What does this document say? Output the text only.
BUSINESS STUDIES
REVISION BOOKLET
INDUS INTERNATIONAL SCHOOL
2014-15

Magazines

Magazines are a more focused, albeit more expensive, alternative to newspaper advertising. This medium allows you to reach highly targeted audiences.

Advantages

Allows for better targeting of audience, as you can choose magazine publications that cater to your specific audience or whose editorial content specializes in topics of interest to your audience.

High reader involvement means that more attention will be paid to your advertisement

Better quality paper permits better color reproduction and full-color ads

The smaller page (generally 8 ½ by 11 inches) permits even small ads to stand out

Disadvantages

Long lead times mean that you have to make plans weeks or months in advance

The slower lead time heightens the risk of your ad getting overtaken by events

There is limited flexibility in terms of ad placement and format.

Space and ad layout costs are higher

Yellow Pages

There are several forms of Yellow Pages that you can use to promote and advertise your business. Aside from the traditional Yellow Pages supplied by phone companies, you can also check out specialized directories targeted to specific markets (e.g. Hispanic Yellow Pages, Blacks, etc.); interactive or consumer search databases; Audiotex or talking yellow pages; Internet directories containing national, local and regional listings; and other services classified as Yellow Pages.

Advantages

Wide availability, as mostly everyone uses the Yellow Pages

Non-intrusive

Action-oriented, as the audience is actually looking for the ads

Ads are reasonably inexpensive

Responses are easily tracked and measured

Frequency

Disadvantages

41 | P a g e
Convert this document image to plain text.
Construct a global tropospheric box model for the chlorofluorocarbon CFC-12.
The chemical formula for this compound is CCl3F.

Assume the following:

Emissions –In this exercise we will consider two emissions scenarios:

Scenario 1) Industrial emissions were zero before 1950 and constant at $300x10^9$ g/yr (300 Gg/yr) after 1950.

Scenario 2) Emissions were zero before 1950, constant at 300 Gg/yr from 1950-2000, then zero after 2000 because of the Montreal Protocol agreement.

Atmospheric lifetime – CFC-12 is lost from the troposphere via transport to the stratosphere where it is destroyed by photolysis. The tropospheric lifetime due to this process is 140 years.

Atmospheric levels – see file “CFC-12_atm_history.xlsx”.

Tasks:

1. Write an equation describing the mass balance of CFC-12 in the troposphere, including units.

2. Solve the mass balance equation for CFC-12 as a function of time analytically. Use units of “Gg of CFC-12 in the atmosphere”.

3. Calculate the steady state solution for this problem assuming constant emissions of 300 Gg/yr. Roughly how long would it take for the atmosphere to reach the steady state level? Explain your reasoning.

Directions: Transcribe all of the entries without altering anything.

Output for this exercise:
What does this document say? Output the text only.
BUSINESS STUDIES
REVISION BOOKLET
INDUS INTERNATIONAL SCHOOL
2014-15

Magazines

Magazines are a more focused, albeit more expensive, alternative to newspaper advertising. This medium allows you to reach highly targeted audiences.

Advantages

Allows for better targeting of audience, as you can choose magazine publications that cater to your specific audience or whose editorial content specializes in topics of interest to your audience.

High reader involvement means that more attention will be paid to your advertisement

Better quality paper permits better color reproduction and full-color ads

The smaller page (generally 8 ½ by 11 inches) permits even small ads to stand out

Disadvantages

Long lead times mean that you have to make plans weeks or months in advance

The slower lead time heightens the risk of your ad getting overtaken by events

There is limited flexibility in terms of ad placement and format.

Space and ad layout costs are higher

Yellow Pages

There are several forms of Yellow Pages that you can use to promote and advertise your business. Aside from the traditional Yellow Pages supplied by phone companies, you can also check out specialized directories targeted to specific markets (e.g. Hispanic Yellow Pages, Blacks, etc.); interactive or consumer search databases; Audiotex or talking yellow pages; Internet directories containing national, local and regional listings; and other services classified as Yellow Pages.

Advantages

Wide availability, as mostly everyone uses the Yellow Pages

Non-intrusive

Action-oriented, as the audience is actually looking for the ads

Ads are reasonably inexpensive

Responses are easily tracked and measured

Frequency

Disadvantages

41 | P a g e
Convert this document image to plain text.
Construct a global tropospheric box model for the chlorofluorocarbon CFC-12.
The chemical formula for this compound is CCl3F.

Assume the following:

Emissions –In this exercise we will consider two emissions scenarios:

Scenario 1) Industrial emissions were zero before 1950 and constant at $300x10^9$ g/yr (300 Gg/yr) after 1950.

Scenario 2) Emissions were zero before 1950, constant at 300 Gg/yr from 1950-2000, then zero after 2000 because of the Montreal Protocol agreement.

Atmospheric lifetime – CFC-12 is lost from the troposphere via transport to the stratosphere where it is destroyed by photolysis. The tropospheric lifetime due to this process is 140 years.

Atmospheric levels – see file “CFC-12_atm_history.xlsx”.

Tasks:

1. Write an equation describing the mass balance of CFC-12 in the troposphere, including units.

2. Solve the mass balance equation for CFC-12 as a function of time analytically. Use units of “Gg of CFC-12 in the atmosphere”.

3. Calculate the steady state solution for this problem assuming constant emissions of 300 Gg/yr. Roughly how long would it take for the atmosphere to reach the steady state level? Explain your reasoning.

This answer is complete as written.